▶ **Dataset**:
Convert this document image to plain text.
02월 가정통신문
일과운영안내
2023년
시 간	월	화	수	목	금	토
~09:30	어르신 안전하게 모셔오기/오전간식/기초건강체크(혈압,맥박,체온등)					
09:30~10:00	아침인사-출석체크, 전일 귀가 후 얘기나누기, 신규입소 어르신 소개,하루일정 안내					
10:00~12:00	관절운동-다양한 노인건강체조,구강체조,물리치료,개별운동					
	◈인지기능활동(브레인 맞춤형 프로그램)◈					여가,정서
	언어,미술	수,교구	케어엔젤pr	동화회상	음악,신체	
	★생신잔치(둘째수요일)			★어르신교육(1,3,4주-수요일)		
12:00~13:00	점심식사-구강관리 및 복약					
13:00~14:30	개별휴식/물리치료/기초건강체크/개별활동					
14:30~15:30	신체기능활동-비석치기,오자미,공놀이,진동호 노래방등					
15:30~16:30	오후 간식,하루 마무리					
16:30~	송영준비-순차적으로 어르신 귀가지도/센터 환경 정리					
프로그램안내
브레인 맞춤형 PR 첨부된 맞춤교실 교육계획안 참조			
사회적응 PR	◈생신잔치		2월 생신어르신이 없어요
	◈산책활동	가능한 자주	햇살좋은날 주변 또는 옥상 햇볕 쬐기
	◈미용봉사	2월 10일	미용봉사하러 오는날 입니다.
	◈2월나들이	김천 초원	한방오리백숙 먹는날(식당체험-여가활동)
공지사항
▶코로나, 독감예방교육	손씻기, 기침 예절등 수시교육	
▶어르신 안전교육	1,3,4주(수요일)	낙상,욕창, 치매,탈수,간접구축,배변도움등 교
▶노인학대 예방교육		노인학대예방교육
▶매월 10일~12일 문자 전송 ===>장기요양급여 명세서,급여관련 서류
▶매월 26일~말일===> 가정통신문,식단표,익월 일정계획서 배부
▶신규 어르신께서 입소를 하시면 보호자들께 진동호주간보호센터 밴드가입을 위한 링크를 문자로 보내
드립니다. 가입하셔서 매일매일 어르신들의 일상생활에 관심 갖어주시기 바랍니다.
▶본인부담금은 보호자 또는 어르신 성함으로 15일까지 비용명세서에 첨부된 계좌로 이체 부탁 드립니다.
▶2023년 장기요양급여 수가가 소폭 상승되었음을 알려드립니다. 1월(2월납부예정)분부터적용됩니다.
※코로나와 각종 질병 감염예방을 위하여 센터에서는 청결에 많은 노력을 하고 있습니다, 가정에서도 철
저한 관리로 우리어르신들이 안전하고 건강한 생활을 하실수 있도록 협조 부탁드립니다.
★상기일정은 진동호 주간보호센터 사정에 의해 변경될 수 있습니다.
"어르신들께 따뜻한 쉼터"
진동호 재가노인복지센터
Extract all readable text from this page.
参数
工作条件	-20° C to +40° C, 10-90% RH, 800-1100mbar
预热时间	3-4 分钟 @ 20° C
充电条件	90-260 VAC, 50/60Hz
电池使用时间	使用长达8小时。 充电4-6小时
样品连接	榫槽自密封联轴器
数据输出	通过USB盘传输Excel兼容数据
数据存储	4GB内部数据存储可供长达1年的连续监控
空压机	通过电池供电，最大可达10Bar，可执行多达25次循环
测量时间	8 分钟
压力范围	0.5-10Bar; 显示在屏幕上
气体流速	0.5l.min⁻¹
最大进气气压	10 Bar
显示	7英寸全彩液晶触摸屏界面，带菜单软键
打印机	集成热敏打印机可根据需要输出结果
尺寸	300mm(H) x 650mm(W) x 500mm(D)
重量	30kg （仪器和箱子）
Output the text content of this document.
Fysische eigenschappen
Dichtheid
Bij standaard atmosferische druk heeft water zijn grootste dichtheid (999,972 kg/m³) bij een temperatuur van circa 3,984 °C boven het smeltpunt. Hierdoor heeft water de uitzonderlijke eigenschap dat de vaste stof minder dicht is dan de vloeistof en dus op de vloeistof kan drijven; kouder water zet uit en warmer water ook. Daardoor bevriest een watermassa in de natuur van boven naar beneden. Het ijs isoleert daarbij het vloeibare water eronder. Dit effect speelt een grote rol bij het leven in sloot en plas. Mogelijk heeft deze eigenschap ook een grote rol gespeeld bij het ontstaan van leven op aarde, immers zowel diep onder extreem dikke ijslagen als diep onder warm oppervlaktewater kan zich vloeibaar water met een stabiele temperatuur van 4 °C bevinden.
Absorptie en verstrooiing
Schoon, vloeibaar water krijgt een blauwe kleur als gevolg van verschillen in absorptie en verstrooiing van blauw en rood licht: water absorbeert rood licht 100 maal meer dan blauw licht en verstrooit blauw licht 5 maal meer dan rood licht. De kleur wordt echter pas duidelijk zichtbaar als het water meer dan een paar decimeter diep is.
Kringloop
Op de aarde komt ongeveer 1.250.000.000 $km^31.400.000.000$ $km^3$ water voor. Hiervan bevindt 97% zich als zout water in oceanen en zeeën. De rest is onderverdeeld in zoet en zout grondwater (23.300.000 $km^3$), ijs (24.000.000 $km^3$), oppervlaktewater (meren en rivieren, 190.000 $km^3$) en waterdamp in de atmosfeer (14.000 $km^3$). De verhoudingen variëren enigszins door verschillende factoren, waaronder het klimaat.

▶ **What is needed**:
Pull every line containing the word "가정통신문" out of the material and copy it.

▶ **Complete response**:
02월 가정통신문
▶매월 26일~말일===> 가정통신문,식단표,익월 일정계획서 배부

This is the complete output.